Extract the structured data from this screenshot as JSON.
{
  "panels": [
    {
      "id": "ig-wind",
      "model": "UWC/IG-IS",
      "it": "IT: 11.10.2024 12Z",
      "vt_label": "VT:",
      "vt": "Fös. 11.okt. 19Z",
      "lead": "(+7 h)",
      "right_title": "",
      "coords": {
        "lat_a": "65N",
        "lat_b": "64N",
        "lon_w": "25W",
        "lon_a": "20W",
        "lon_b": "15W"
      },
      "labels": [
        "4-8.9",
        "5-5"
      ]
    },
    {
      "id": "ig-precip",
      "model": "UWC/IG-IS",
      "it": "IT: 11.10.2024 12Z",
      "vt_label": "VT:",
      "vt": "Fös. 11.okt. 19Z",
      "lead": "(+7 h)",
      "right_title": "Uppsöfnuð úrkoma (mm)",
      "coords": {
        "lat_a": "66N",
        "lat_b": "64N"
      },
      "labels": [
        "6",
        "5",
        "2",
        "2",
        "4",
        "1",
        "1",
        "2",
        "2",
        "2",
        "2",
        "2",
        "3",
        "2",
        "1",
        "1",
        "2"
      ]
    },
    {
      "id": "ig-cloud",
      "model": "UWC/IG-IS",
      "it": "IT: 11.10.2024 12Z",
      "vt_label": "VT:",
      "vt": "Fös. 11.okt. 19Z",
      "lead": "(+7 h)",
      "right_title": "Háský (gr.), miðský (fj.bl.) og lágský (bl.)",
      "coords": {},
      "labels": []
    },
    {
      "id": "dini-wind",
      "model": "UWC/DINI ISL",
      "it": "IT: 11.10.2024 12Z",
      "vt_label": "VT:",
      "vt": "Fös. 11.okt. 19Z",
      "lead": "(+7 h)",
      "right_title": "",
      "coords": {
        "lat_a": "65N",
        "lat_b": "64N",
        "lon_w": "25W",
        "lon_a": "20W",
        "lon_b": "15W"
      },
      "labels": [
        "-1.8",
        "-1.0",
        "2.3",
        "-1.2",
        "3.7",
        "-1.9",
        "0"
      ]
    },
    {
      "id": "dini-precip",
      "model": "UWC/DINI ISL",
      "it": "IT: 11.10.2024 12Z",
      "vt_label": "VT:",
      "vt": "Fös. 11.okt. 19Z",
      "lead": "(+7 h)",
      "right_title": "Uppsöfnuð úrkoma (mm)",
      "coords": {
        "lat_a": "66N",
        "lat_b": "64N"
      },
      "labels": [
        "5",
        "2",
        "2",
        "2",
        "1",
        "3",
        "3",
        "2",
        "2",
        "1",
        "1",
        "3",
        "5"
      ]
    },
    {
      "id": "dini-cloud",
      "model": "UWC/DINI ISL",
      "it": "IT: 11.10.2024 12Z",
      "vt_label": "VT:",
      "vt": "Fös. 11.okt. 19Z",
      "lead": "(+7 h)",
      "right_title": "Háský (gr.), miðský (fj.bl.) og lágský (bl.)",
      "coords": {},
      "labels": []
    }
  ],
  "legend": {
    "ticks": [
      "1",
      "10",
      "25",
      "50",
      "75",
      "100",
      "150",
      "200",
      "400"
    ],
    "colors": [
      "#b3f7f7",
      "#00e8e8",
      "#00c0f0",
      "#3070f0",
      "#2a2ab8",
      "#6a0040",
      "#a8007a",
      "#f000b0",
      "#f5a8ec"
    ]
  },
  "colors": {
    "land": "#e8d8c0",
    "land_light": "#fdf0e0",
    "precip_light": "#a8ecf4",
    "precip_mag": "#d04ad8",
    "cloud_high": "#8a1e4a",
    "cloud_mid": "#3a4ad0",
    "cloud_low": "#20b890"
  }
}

■ WHAT IS EXPECTED ■
From the listing above, extract all records word for word.

■ RESULT OF THIS EXERCISE ■
Extract the structured data from this screenshot as JSON.
{
  "panels": [
    {
      "id": "ig-wind",
      "model": "UWC/IG-IS",
      "it": "IT: 11.10.2024 12Z",
      "vt_label": "VT:",
      "vt": "Fös. 11.okt. 19Z",
      "lead": "(+7 h)",
      "right_title": "",
      "coords": {
        "lat_a": "65N",
        "lat_b": "64N",
        "lon_w": "25W",
        "lon_a": "20W",
        "lon_b": "15W"
      },
      "labels": [
        "4-8.9",
        "5-5"
      ]
    },
    {
      "id": "ig-precip",
      "model": "UWC/IG-IS",
      "it": "IT: 11.10.2024 12Z",
      "vt_label": "VT:",
      "vt": "Fös. 11.okt. 19Z",
      "lead": "(+7 h)",
      "right_title": "Uppsöfnuð úrkoma (mm)",
      "coords": {
        "lat_a": "66N",
        "lat_b": "64N"
      },
      "labels": [
        "6",
        "5",
        "2",
        "2",
        "4",
        "1",
        "1",
        "2",
        "2",
        "2",
        "2",
        "2",
        "3",
        "2",
        "1",
        "1",
        "2"
      ]
    },
    {
      "id": "ig-cloud",
      "model": "UWC/IG-IS",
      "it": "IT: 11.10.2024 12Z",
      "vt_label": "VT:",
      "vt": "Fös. 11.okt. 19Z",
      "lead": "(+7 h)",
      "right_title": "Háský (gr.), miðský (fj.bl.) og lágský (bl.)",
      "coords": {},
      "labels": []
    },
    {
      "id": "dini-wind",
      "model": "UWC/DINI ISL",
      "it": "IT: 11.10.2024 12Z",
      "vt_label": "VT:",
      "vt": "Fös. 11.okt. 19Z",
      "lead": "(+7 h)",
      "right_title": "",
      "coords": {
        "lat_a": "65N",
        "lat_b": "64N",
        "lon_w": "25W",
        "lon_a": "20W",
        "lon_b": "15W"
      },
      "labels": [
        "-1.8",
        "-1.0",
        "2.3",
        "-1.2",
        "3.7",
        "-1.9",
        "0"
      ]
    },
    {
      "id": "dini-precip",
      "model": "UWC/DINI ISL",
      "it": "IT: 11.10.2024 12Z",
      "vt_label": "VT:",
      "vt": "Fös. 11.okt. 19Z",
      "lead": "(+7 h)",
      "right_title": "Uppsöfnuð úrkoma (mm)",
      "coords": {
        "lat_a": "66N",
        "lat_b": "64N"
      },
      "labels": [
        "5",
        "2",
        "2",
        "2",
        "1",
        "3",
        "3",
        "2",
        "2",
        "1",
        "1",
        "3",
        "5"
      ]
    },
    {
      "id": "dini-cloud",
      "model": "UWC/DINI ISL",
      "it": "IT: 11.10.2024 12Z",
      "vt_label": "VT:",
      "vt": "Fös. 11.okt. 19Z",
      "lead": "(+7 h)",
      "right_title": "Háský (gr.), miðský (fj.bl.) og lágský (bl.)",
      "coords": {},
      "labels": []
    }
  ],
  "legend": {
    "ticks": [
      "1",
      "10",
      "25",
      "50",
      "75",
      "100",
      "150",
      "200",
      "400"
    ],
    "colors": [
      "#b3f7f7",
      "#00e8e8",
      "#00c0f0",
      "#3070f0",
      "#2a2ab8",
      "#6a0040",
      "#a8007a",
      "#f000b0",
      "#f5a8ec"
    ]
  },
  "colors": {
    "land": "#e8d8c0",
    "land_light": "#fdf0e0",
    "precip_light": "#a8ecf4",
    "precip_mag": "#d04ad8",
    "cloud_high": "#8a1e4a",
    "cloud_mid": "#3a4ad0",
    "cloud_low": "#20b890"
  }
}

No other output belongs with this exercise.